## Provided entries

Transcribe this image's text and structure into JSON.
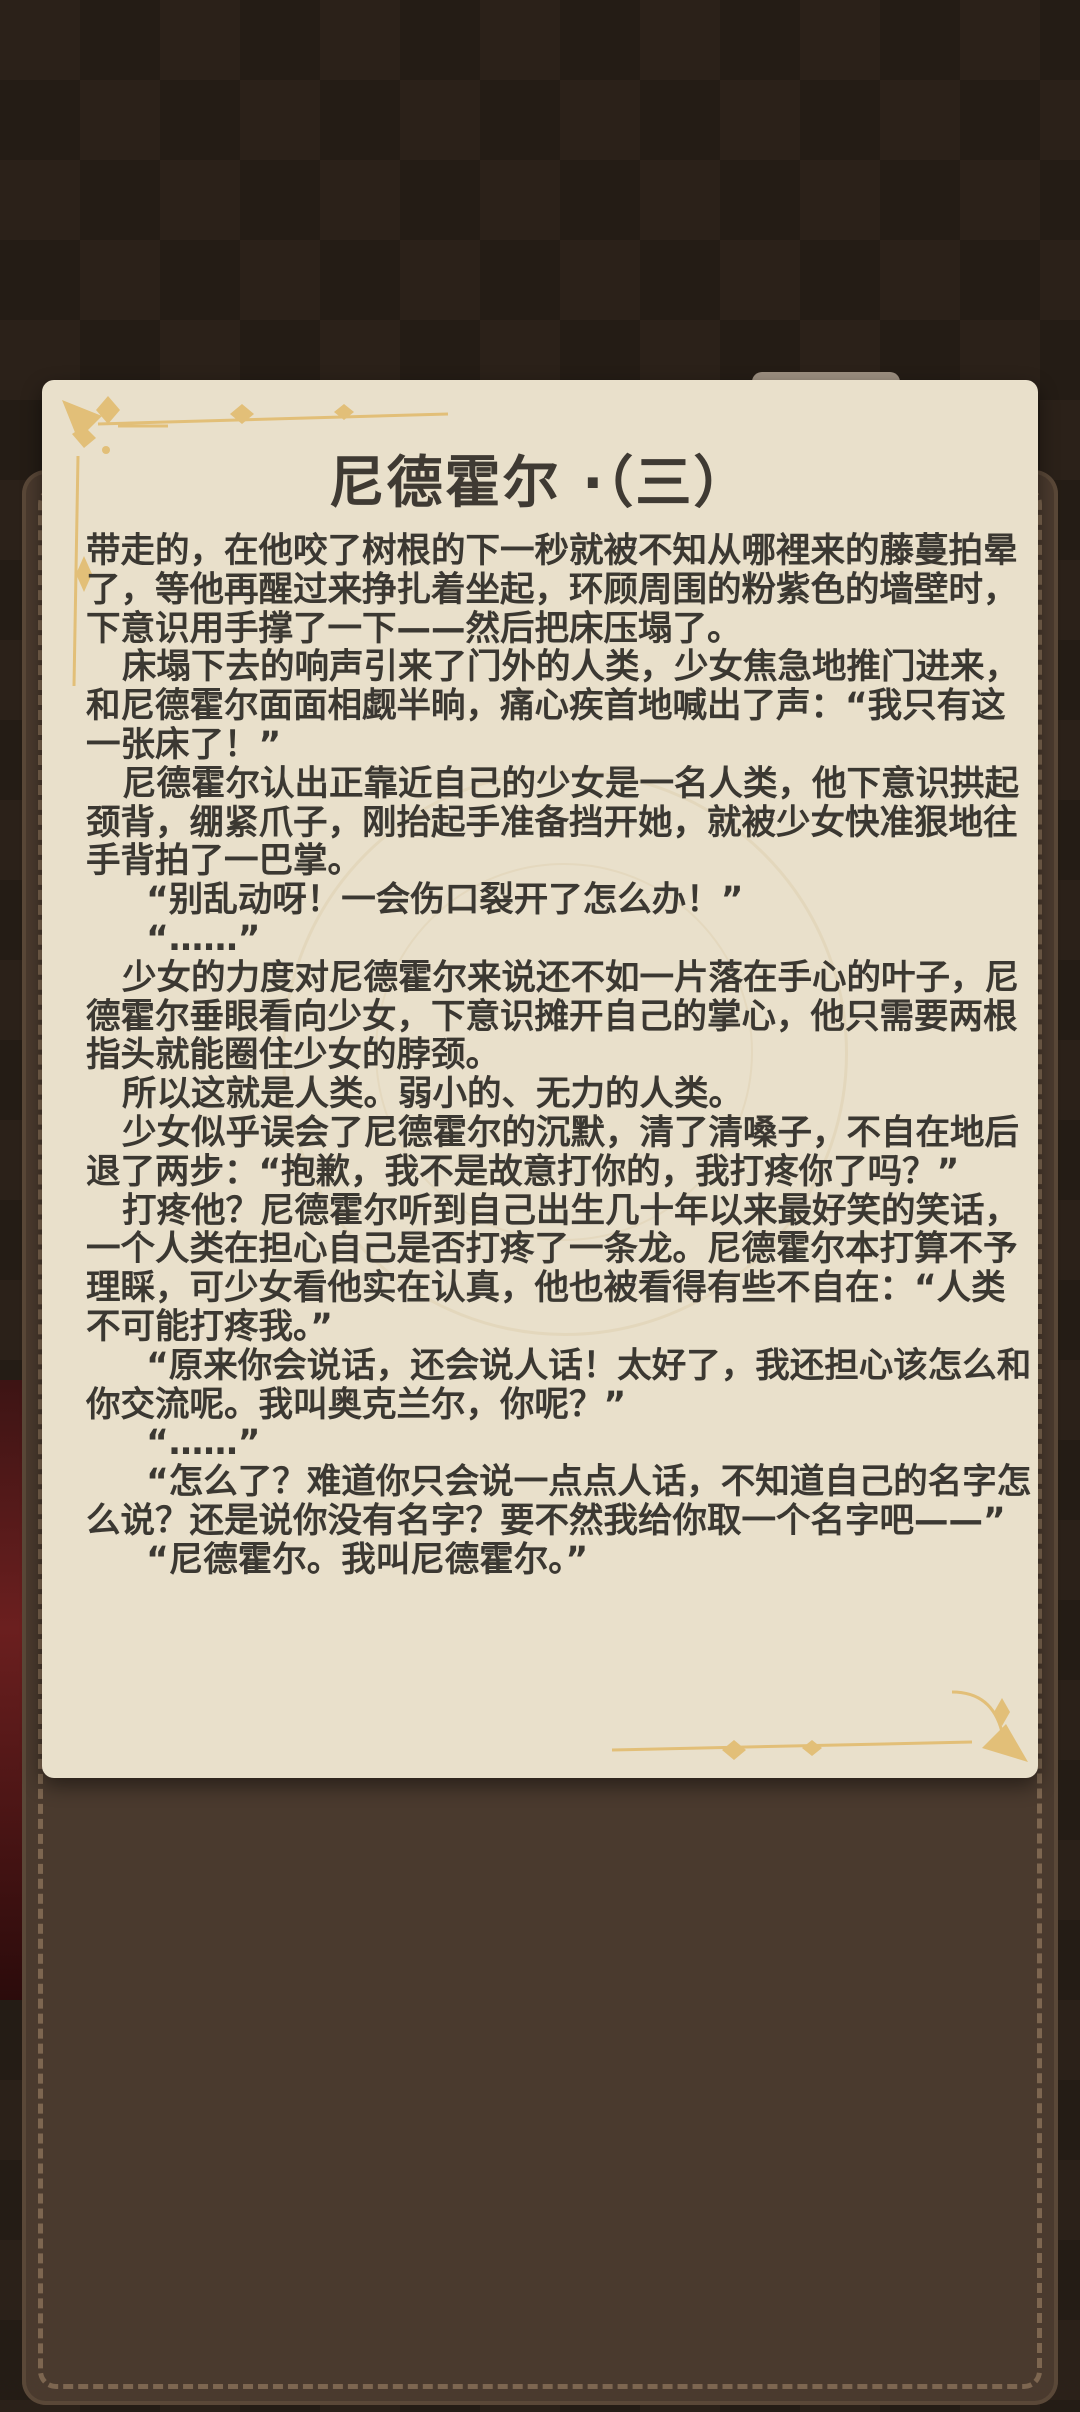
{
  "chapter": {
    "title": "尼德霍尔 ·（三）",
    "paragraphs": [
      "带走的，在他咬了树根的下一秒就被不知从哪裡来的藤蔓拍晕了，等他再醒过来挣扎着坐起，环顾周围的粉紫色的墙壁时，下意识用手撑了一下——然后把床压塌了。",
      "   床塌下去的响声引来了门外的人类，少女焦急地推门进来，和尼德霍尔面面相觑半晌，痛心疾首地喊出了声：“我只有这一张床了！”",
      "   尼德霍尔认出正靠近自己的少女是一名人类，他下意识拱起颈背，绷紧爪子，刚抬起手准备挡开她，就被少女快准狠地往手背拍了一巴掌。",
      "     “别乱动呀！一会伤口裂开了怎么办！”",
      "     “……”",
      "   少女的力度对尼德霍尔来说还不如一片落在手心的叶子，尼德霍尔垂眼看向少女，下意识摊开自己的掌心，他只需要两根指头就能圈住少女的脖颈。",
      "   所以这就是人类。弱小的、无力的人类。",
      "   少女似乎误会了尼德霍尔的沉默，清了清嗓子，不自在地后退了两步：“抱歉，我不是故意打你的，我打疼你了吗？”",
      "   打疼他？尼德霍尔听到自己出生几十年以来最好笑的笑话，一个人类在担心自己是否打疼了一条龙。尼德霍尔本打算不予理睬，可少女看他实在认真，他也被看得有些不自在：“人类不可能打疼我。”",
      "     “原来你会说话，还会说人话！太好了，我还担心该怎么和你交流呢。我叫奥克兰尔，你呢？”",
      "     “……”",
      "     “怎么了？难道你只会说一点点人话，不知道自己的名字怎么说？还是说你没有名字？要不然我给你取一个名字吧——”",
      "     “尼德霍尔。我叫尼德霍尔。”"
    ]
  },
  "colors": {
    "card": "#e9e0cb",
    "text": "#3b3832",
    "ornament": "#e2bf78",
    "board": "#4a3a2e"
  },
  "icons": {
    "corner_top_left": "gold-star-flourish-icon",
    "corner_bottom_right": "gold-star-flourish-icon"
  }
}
--
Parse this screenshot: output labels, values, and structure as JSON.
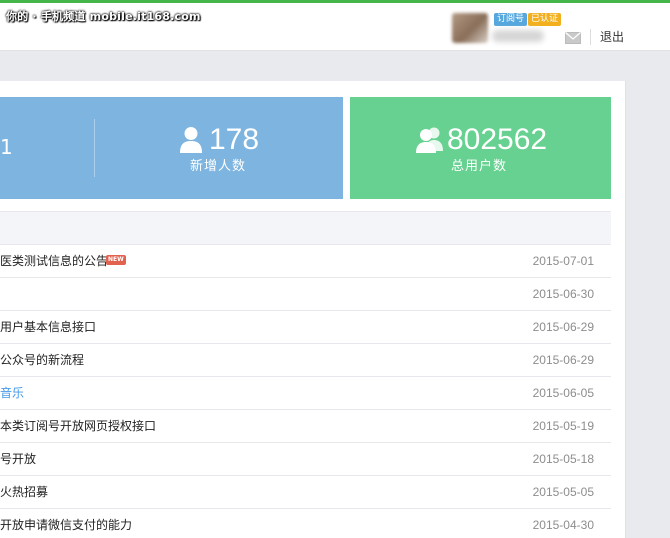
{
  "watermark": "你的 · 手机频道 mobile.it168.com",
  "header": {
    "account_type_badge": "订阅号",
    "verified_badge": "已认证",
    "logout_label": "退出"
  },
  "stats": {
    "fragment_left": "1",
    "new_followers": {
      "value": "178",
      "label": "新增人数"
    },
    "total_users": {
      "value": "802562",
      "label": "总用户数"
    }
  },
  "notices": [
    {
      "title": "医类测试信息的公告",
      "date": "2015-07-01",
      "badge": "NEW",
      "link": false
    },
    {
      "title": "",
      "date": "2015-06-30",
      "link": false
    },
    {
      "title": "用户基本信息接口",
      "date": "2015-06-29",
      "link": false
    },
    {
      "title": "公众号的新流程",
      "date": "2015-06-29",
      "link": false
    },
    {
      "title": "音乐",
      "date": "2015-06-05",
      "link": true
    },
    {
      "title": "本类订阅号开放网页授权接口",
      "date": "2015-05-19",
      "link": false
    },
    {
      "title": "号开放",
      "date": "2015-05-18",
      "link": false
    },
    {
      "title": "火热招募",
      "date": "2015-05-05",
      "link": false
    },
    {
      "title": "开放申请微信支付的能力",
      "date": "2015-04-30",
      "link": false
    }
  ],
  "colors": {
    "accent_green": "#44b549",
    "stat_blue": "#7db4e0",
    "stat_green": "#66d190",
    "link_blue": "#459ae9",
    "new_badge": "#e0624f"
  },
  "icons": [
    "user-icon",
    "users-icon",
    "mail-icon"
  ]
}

## Aim
Pull every line holding "gold" out of the records.

## Result of this exercise
    "corner_top_left": "gold-star-flourish-icon",
    "corner_bottom_right": "gold-star-flourish-icon"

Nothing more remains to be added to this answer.